Dataset items:
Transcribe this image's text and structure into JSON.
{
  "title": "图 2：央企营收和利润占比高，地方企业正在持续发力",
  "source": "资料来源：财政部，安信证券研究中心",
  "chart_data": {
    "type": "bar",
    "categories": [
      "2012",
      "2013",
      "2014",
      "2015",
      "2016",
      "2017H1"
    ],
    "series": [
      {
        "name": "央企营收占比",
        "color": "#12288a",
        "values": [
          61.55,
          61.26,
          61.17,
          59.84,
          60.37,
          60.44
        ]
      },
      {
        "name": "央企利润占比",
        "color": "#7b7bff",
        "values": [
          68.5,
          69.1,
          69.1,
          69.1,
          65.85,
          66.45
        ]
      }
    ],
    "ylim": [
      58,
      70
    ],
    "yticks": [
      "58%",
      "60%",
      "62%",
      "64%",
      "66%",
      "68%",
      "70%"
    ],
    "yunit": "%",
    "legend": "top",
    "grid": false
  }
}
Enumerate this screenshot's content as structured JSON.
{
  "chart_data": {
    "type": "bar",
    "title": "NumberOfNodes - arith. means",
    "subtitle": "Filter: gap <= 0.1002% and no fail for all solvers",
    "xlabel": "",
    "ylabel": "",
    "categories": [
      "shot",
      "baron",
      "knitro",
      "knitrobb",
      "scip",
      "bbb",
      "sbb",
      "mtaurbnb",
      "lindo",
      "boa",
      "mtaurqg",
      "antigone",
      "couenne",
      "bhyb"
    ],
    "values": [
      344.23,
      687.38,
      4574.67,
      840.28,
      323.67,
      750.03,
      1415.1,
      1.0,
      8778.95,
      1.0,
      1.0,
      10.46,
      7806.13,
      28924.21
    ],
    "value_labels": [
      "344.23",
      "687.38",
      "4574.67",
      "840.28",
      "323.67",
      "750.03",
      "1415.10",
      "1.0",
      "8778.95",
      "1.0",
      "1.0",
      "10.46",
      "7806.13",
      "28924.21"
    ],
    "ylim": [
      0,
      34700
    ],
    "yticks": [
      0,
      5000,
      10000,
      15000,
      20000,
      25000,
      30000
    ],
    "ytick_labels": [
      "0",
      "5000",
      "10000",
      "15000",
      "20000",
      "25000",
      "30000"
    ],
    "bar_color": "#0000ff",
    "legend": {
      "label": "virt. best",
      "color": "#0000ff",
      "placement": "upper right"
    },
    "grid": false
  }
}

→ Problem description: Every line containing the string "this" must be listed.

→ Written solution:
Transcribe this image's text and structure into JSON.
Enumerate this screenshot's content as structured JSON.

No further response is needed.